# Brief
State only how many lines contain the string "paralysie".

# Exercise material
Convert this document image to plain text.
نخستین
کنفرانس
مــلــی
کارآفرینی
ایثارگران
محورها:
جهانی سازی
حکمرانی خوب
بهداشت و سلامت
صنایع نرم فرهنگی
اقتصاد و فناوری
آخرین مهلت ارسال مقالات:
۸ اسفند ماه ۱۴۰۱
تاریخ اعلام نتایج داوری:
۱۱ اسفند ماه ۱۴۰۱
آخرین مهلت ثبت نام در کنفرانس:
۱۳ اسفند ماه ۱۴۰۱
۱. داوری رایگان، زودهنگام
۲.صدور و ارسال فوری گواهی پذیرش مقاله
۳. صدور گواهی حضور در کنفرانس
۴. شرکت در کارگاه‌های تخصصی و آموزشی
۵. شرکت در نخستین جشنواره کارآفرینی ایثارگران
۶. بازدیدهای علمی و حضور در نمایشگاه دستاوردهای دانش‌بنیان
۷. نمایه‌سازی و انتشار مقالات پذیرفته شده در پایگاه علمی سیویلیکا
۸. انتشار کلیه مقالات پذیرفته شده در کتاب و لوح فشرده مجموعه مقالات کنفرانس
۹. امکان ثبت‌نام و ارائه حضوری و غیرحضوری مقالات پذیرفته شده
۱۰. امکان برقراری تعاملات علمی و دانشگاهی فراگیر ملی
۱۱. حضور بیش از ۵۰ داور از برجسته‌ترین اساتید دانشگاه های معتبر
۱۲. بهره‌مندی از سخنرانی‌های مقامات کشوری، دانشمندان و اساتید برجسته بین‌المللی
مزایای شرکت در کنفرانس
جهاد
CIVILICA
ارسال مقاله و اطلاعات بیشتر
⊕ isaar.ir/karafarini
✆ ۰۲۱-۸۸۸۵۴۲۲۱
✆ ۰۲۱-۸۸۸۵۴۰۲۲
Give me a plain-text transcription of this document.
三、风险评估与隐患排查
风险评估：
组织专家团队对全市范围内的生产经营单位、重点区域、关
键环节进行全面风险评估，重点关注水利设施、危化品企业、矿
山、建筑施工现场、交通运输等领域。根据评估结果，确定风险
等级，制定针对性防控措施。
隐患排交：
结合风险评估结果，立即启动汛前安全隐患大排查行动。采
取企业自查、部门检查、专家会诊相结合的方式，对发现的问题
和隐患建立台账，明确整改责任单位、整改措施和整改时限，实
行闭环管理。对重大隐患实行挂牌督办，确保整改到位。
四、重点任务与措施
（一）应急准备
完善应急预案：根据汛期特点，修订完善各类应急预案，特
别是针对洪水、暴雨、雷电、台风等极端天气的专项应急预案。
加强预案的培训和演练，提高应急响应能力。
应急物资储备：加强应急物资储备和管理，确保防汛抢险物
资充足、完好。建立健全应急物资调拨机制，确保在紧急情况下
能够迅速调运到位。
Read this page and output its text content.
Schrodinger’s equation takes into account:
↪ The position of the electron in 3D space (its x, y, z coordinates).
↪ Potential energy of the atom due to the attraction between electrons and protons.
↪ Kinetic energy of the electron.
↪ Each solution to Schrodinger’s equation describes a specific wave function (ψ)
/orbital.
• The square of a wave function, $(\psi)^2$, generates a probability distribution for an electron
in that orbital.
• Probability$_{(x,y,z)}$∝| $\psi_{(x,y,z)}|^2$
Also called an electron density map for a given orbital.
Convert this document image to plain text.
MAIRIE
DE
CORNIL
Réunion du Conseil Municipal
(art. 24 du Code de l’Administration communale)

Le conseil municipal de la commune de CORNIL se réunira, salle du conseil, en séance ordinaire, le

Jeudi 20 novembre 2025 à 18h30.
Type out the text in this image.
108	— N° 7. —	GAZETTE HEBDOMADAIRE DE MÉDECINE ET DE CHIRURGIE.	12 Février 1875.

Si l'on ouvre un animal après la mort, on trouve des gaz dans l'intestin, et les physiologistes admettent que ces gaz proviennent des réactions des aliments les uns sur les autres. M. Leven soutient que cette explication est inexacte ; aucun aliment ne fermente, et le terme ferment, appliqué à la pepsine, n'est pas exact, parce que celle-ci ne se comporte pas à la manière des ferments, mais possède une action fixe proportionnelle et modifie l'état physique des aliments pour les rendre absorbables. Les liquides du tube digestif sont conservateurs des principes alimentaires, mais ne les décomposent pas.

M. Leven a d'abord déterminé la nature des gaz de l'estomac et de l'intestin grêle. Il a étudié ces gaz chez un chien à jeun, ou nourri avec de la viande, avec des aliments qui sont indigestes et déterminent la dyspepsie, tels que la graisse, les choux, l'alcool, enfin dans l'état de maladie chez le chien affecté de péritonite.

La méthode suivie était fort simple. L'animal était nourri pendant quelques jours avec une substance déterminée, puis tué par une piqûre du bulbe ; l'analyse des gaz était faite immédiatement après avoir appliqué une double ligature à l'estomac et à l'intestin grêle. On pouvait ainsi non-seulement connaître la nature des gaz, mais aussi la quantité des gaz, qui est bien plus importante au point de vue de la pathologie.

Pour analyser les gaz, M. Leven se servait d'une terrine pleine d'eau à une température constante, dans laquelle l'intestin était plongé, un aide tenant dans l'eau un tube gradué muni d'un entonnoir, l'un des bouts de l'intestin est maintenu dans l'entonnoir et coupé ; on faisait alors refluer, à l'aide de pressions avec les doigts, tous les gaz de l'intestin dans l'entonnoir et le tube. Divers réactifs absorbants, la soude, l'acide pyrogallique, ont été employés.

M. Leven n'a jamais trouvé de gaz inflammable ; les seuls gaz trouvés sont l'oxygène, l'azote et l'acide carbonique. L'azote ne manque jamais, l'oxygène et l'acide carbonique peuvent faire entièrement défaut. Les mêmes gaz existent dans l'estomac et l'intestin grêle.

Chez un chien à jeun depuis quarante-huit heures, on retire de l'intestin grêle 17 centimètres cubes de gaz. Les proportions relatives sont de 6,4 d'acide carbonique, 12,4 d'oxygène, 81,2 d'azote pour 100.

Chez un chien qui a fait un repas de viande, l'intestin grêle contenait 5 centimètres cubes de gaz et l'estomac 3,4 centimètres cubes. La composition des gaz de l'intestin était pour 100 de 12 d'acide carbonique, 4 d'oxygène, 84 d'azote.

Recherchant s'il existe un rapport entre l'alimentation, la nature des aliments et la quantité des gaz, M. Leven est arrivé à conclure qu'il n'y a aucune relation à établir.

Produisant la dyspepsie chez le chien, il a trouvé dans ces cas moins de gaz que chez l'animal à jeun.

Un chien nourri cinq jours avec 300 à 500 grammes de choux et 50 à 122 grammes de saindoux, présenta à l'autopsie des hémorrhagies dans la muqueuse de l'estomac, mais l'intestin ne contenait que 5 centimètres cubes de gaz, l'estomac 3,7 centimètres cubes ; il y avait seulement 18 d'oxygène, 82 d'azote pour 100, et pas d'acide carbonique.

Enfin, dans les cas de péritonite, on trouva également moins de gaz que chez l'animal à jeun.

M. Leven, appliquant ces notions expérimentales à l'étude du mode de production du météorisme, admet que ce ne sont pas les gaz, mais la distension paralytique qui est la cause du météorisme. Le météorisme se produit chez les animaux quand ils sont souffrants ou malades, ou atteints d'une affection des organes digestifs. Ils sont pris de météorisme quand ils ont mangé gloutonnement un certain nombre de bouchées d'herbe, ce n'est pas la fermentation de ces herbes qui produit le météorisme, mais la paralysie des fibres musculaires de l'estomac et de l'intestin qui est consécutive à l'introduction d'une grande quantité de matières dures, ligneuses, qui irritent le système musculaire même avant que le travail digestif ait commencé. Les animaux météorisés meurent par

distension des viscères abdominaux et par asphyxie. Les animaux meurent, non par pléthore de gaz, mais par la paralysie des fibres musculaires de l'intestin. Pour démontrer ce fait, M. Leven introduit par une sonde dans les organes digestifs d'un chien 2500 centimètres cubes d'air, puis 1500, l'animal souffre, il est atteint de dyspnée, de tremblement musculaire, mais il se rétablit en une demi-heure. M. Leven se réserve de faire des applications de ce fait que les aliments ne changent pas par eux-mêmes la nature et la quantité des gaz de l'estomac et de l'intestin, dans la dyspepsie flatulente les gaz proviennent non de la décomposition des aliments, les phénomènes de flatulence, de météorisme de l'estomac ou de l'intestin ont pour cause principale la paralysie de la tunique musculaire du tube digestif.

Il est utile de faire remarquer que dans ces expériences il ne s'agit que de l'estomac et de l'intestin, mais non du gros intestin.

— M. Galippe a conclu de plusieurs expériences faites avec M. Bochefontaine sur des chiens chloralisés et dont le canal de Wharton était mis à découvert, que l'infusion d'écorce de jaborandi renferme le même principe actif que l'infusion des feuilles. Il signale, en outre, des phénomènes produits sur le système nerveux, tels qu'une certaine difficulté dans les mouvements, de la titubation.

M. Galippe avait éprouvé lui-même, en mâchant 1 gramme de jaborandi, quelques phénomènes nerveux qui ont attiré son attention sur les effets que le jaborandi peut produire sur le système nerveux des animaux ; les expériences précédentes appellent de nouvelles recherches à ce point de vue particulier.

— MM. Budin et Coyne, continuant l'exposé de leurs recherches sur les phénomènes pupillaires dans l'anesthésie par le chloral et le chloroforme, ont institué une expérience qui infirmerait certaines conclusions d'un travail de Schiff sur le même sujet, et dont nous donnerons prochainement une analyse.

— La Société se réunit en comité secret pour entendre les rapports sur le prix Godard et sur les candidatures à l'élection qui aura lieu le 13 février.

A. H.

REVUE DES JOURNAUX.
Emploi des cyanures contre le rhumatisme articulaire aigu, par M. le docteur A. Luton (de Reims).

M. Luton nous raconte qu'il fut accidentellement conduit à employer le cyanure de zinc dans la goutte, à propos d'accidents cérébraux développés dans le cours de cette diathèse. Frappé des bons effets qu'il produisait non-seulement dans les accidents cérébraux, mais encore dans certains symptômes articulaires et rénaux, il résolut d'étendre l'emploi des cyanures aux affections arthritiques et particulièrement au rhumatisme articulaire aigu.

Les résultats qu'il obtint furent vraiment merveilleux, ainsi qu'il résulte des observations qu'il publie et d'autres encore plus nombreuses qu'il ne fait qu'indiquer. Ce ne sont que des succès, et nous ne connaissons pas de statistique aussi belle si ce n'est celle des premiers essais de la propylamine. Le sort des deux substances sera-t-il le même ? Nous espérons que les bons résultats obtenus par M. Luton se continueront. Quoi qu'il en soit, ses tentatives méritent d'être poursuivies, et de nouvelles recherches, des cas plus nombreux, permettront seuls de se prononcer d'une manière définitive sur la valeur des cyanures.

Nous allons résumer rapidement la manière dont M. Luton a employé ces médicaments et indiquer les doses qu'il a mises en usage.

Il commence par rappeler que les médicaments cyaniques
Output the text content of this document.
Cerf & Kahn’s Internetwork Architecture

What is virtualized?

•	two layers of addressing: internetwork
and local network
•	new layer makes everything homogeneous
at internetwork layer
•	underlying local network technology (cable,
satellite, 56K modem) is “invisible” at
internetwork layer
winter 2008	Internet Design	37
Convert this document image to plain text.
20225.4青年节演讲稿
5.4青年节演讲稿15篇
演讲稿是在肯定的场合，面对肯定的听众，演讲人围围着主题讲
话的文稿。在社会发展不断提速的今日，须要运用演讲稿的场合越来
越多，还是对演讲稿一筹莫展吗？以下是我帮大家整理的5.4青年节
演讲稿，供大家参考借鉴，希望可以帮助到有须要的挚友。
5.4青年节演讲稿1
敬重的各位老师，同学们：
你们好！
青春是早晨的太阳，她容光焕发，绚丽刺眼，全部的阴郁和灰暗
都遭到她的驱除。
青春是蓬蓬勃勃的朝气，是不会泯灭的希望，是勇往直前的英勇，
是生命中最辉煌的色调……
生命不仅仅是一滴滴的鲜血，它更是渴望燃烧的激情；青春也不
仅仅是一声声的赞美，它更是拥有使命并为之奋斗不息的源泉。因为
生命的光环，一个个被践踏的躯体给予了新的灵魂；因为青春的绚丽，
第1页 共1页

# Task result
2